• OBJECTIVE
Repeat the listing in full, preserving every character.

• ITEMS
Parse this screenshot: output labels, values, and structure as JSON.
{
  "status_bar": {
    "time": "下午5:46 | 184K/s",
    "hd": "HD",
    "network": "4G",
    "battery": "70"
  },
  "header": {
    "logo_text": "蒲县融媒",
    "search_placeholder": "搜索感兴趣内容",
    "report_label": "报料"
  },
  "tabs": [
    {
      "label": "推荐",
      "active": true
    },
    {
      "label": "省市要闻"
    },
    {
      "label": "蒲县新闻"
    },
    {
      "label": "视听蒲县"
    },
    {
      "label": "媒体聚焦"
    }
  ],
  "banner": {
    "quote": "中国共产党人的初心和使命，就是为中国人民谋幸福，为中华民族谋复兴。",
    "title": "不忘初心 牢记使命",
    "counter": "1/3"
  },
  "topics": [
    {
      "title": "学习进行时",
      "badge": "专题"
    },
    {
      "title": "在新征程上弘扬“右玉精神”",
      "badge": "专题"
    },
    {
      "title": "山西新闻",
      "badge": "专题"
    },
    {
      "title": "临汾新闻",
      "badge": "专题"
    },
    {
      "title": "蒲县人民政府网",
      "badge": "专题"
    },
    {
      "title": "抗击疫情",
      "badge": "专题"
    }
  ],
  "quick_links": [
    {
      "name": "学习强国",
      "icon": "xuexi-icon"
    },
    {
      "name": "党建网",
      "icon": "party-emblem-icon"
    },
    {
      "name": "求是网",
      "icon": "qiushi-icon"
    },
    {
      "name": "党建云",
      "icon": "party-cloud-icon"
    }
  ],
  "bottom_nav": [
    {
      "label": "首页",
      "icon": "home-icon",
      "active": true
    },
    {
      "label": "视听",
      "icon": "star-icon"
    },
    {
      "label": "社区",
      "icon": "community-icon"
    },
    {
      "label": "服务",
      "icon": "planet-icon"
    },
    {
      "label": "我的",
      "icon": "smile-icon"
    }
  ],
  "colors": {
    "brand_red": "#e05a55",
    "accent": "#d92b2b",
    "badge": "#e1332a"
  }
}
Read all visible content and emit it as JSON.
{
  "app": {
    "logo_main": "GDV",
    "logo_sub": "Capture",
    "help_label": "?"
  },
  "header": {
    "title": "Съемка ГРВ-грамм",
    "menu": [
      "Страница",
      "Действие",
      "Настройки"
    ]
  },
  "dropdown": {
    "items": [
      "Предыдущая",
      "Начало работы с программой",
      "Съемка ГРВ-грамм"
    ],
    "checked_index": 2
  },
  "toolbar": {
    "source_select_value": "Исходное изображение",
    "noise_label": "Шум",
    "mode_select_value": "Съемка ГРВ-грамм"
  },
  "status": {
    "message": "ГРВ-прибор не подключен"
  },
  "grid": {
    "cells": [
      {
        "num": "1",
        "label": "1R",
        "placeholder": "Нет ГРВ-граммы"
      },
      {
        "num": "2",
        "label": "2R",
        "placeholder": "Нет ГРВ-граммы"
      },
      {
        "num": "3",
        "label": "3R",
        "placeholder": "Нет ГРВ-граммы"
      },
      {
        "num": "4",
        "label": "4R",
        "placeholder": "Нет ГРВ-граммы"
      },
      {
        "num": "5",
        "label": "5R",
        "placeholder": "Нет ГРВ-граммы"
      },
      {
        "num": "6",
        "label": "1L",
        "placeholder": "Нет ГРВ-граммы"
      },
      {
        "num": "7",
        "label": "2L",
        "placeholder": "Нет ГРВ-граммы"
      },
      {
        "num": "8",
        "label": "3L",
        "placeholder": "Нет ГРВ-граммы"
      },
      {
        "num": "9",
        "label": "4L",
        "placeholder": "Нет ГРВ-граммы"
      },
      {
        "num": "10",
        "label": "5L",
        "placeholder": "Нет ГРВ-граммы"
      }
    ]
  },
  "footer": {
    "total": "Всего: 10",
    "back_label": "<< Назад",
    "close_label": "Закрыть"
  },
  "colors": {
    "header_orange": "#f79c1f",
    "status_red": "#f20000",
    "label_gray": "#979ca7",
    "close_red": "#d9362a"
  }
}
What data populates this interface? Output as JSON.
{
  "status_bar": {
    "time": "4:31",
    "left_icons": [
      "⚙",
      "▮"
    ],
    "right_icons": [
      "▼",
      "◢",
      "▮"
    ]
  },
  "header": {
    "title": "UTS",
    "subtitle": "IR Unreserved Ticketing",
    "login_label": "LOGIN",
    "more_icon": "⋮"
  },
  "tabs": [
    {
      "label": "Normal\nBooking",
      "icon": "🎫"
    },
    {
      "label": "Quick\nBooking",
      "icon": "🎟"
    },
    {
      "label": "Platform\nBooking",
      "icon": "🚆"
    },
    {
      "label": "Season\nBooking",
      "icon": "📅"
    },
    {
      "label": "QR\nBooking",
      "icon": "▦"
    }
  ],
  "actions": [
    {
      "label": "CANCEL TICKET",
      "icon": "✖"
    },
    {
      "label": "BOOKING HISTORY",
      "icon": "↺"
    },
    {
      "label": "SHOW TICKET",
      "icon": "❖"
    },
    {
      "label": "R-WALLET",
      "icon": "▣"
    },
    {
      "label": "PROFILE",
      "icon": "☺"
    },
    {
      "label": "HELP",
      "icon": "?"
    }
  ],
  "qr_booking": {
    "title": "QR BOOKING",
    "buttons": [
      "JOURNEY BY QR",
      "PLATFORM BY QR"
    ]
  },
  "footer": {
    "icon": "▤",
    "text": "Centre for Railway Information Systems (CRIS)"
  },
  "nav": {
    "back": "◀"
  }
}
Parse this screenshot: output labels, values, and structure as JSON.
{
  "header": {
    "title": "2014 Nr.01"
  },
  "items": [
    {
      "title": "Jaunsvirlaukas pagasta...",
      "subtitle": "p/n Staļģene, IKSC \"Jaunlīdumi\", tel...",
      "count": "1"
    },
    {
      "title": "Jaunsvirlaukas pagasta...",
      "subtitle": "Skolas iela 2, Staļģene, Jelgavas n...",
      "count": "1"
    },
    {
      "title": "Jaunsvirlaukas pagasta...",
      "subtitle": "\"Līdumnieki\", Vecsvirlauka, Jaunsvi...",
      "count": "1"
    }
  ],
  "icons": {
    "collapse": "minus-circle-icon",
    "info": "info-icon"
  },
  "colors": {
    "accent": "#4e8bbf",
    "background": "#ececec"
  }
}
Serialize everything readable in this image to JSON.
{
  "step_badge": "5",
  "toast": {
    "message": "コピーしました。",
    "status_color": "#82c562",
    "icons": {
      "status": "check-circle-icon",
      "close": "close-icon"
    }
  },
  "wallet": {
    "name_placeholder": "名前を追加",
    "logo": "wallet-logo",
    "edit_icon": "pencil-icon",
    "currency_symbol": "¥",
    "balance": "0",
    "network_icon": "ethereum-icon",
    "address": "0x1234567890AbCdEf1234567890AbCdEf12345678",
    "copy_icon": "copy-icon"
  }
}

• REPLY TO THE TASK
Parse this screenshot: output labels, values, and structure as JSON.
{
  "status_bar": {
    "time": "下午5:46 | 184K/s",
    "hd": "HD",
    "network": "4G",
    "battery": "70"
  },
  "header": {
    "logo_text": "蒲县融媒",
    "search_placeholder": "搜索感兴趣内容",
    "report_label": "报料"
  },
  "tabs": [
    {
      "label": "推荐",
      "active": true
    },
    {
      "label": "省市要闻"
    },
    {
      "label": "蒲县新闻"
    },
    {
      "label": "视听蒲县"
    },
    {
      "label": "媒体聚焦"
    }
  ],
  "banner": {
    "quote": "中国共产党人的初心和使命，就是为中国人民谋幸福，为中华民族谋复兴。",
    "title": "不忘初心 牢记使命",
    "counter": "1/3"
  },
  "topics": [
    {
      "title": "学习进行时",
      "badge": "专题"
    },
    {
      "title": "在新征程上弘扬“右玉精神”",
      "badge": "专题"
    },
    {
      "title": "山西新闻",
      "badge": "专题"
    },
    {
      "title": "临汾新闻",
      "badge": "专题"
    },
    {
      "title": "蒲县人民政府网",
      "badge": "专题"
    },
    {
      "title": "抗击疫情",
      "badge": "专题"
    }
  ],
  "quick_links": [
    {
      "name": "学习强国",
      "icon": "xuexi-icon"
    },
    {
      "name": "党建网",
      "icon": "party-emblem-icon"
    },
    {
      "name": "求是网",
      "icon": "qiushi-icon"
    },
    {
      "name": "党建云",
      "icon": "party-cloud-icon"
    }
  ],
  "bottom_nav": [
    {
      "label": "首页",
      "icon": "home-icon",
      "active": true
    },
    {
      "label": "视听",
      "icon": "star-icon"
    },
    {
      "label": "社区",
      "icon": "community-icon"
    },
    {
      "label": "服务",
      "icon": "planet-icon"
    },
    {
      "label": "我的",
      "icon": "smile-icon"
    }
  ],
  "colors": {
    "brand_red": "#e05a55",
    "accent": "#d92b2b",
    "badge": "#e1332a"
  }
}
Read all visible content and emit it as JSON.
{
  "app": {
    "logo_main": "GDV",
    "logo_sub": "Capture",
    "help_label": "?"
  },
  "header": {
    "title": "Съемка ГРВ-грамм",
    "menu": [
      "Страница",
      "Действие",
      "Настройки"
    ]
  },
  "dropdown": {
    "items": [
      "Предыдущая",
      "Начало работы с программой",
      "Съемка ГРВ-грамм"
    ],
    "checked_index": 2
  },
  "toolbar": {
    "source_select_value": "Исходное изображение",
    "noise_label": "Шум",
    "mode_select_value": "Съемка ГРВ-грамм"
  },
  "status": {
    "message": "ГРВ-прибор не подключен"
  },
  "grid": {
    "cells": [
      {
        "num": "1",
        "label": "1R",
        "placeholder": "Нет ГРВ-граммы"
      },
      {
        "num": "2",
        "label": "2R",
        "placeholder": "Нет ГРВ-граммы"
      },
      {
        "num": "3",
        "label": "3R",
        "placeholder": "Нет ГРВ-граммы"
      },
      {
        "num": "4",
        "label": "4R",
        "placeholder": "Нет ГРВ-граммы"
      },
      {
        "num": "5",
        "label": "5R",
        "placeholder": "Нет ГРВ-граммы"
      },
      {
        "num": "6",
        "label": "1L",
        "placeholder": "Нет ГРВ-граммы"
      },
      {
        "num": "7",
        "label": "2L",
        "placeholder": "Нет ГРВ-граммы"
      },
      {
        "num": "8",
        "label": "3L",
        "placeholder": "Нет ГРВ-граммы"
      },
      {
        "num": "9",
        "label": "4L",
        "placeholder": "Нет ГРВ-граммы"
      },
      {
        "num": "10",
        "label": "5L",
        "placeholder": "Нет ГРВ-граммы"
      }
    ]
  },
  "footer": {
    "total": "Всего: 10",
    "back_label": "<< Назад",
    "close_label": "Закрыть"
  },
  "colors": {
    "header_orange": "#f79c1f",
    "status_red": "#f20000",
    "label_gray": "#979ca7",
    "close_red": "#d9362a"
  }
}
What data populates this interface? Output as JSON.
{
  "status_bar": {
    "time": "4:31",
    "left_icons": [
      "⚙",
      "▮"
    ],
    "right_icons": [
      "▼",
      "◢",
      "▮"
    ]
  },
  "header": {
    "title": "UTS",
    "subtitle": "IR Unreserved Ticketing",
    "login_label": "LOGIN",
    "more_icon": "⋮"
  },
  "tabs": [
    {
      "label": "Normal\nBooking",
      "icon": "🎫"
    },
    {
      "label": "Quick\nBooking",
      "icon": "🎟"
    },
    {
      "label": "Platform\nBooking",
      "icon": "🚆"
    },
    {
      "label": "Season\nBooking",
      "icon": "📅"
    },
    {
      "label": "QR\nBooking",
      "icon": "▦"
    }
  ],
  "actions": [
    {
      "label": "CANCEL TICKET",
      "icon": "✖"
    },
    {
      "label": "BOOKING HISTORY",
      "icon": "↺"
    },
    {
      "label": "SHOW TICKET",
      "icon": "❖"
    },
    {
      "label": "R-WALLET",
      "icon": "▣"
    },
    {
      "label": "PROFILE",
      "icon": "☺"
    },
    {
      "label": "HELP",
      "icon": "?"
    }
  ],
  "qr_booking": {
    "title": "QR BOOKING",
    "buttons": [
      "JOURNEY BY QR",
      "PLATFORM BY QR"
    ]
  },
  "footer": {
    "icon": "▤",
    "text": "Centre for Railway Information Systems (CRIS)"
  },
  "nav": {
    "back": "◀"
  }
}
Parse this screenshot: output labels, values, and structure as JSON.
{
  "header": {
    "title": "2014 Nr.01"
  },
  "items": [
    {
      "title": "Jaunsvirlaukas pagasta...",
      "subtitle": "p/n Staļģene, IKSC \"Jaunlīdumi\", tel...",
      "count": "1"
    },
    {
      "title": "Jaunsvirlaukas pagasta...",
      "subtitle": "Skolas iela 2, Staļģene, Jelgavas n...",
      "count": "1"
    },
    {
      "title": "Jaunsvirlaukas pagasta...",
      "subtitle": "\"Līdumnieki\", Vecsvirlauka, Jaunsvi...",
      "count": "1"
    }
  ],
  "icons": {
    "collapse": "minus-circle-icon",
    "info": "info-icon"
  },
  "colors": {
    "accent": "#4e8bbf",
    "background": "#ececec"
  }
}
Serialize everything readable in this image to JSON.
{
  "step_badge": "5",
  "toast": {
    "message": "コピーしました。",
    "status_color": "#82c562",
    "icons": {
      "status": "check-circle-icon",
      "close": "close-icon"
    }
  },
  "wallet": {
    "name_placeholder": "名前を追加",
    "logo": "wallet-logo",
    "edit_icon": "pencil-icon",
    "currency_symbol": "¥",
    "balance": "0",
    "network_icon": "ethereum-icon",
    "address": "0x1234567890AbCdEf1234567890AbCdEf12345678",
    "copy_icon": "copy-icon"
  }
}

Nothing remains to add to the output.